_Work required_
Each line of the listing below that includes "give" must be copied.

_Source material_
━━━━━━━━━━━━━━━━━━━━

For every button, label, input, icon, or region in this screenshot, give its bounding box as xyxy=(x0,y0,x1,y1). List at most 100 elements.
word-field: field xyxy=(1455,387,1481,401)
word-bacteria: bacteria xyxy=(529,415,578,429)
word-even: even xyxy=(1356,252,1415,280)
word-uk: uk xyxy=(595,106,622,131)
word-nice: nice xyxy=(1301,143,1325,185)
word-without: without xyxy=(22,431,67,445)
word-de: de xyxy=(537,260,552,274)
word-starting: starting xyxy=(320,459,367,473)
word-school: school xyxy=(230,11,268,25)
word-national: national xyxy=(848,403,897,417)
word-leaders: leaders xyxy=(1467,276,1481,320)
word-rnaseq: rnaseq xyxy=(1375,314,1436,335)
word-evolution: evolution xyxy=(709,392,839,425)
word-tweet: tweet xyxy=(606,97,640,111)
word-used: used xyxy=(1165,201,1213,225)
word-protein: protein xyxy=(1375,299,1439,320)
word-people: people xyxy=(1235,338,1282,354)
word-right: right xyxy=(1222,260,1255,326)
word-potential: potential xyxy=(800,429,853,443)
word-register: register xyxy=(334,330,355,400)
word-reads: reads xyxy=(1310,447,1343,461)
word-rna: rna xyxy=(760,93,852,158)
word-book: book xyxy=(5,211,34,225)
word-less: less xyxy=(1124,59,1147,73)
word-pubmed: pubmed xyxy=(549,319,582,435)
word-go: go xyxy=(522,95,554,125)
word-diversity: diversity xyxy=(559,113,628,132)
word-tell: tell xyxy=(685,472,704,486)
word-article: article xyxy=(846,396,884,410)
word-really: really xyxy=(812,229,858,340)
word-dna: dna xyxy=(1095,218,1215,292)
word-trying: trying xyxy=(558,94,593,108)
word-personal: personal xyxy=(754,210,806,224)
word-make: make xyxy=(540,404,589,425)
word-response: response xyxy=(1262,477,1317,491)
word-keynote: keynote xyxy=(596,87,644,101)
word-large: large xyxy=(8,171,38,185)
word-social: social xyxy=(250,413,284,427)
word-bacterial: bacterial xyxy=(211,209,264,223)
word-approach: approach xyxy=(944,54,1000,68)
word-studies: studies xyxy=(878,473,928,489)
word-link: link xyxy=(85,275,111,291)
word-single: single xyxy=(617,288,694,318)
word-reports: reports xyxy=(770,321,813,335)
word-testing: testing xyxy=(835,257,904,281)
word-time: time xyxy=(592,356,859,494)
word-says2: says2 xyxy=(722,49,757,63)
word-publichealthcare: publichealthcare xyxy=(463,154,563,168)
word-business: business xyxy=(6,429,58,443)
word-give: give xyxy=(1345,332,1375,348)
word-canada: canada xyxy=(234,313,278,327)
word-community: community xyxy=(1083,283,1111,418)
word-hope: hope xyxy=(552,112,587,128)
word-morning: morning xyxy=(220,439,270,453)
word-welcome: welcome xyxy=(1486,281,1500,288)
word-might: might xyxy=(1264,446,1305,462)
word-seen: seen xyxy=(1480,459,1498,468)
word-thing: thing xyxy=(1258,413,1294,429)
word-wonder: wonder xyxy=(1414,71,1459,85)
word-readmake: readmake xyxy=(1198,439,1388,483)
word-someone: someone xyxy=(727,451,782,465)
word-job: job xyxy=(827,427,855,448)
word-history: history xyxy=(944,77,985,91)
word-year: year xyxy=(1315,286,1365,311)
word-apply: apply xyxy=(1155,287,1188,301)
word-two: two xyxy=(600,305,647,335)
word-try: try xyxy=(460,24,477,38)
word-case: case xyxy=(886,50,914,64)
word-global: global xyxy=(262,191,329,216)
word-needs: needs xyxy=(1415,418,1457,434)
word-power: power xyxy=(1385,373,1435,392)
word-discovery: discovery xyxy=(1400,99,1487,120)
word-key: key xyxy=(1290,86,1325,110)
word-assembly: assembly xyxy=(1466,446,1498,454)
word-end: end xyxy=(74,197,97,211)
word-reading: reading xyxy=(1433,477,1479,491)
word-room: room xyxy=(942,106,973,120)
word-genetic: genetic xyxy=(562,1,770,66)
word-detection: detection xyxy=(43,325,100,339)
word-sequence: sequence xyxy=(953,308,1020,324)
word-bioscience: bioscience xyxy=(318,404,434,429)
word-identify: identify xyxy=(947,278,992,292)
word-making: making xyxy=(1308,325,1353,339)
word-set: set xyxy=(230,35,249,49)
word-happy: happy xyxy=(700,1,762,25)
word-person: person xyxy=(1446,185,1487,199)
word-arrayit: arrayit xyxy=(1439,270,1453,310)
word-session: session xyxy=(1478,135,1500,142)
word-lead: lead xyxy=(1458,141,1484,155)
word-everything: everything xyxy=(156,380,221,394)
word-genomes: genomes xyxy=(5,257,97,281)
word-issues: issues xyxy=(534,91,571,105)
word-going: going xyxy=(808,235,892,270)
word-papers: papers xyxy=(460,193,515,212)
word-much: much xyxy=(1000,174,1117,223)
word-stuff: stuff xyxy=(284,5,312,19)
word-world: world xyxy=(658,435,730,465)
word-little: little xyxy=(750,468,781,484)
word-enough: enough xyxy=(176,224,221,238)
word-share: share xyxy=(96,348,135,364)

━━━━━━━━━━━━━━━━━━━━

_Answer_
For every button, label, input, icon, or region in this screenshot, give its bounding box as xyxy=(x0,y0,x1,y1). List at most 100 elements.
word-give: give xyxy=(1345,332,1375,348)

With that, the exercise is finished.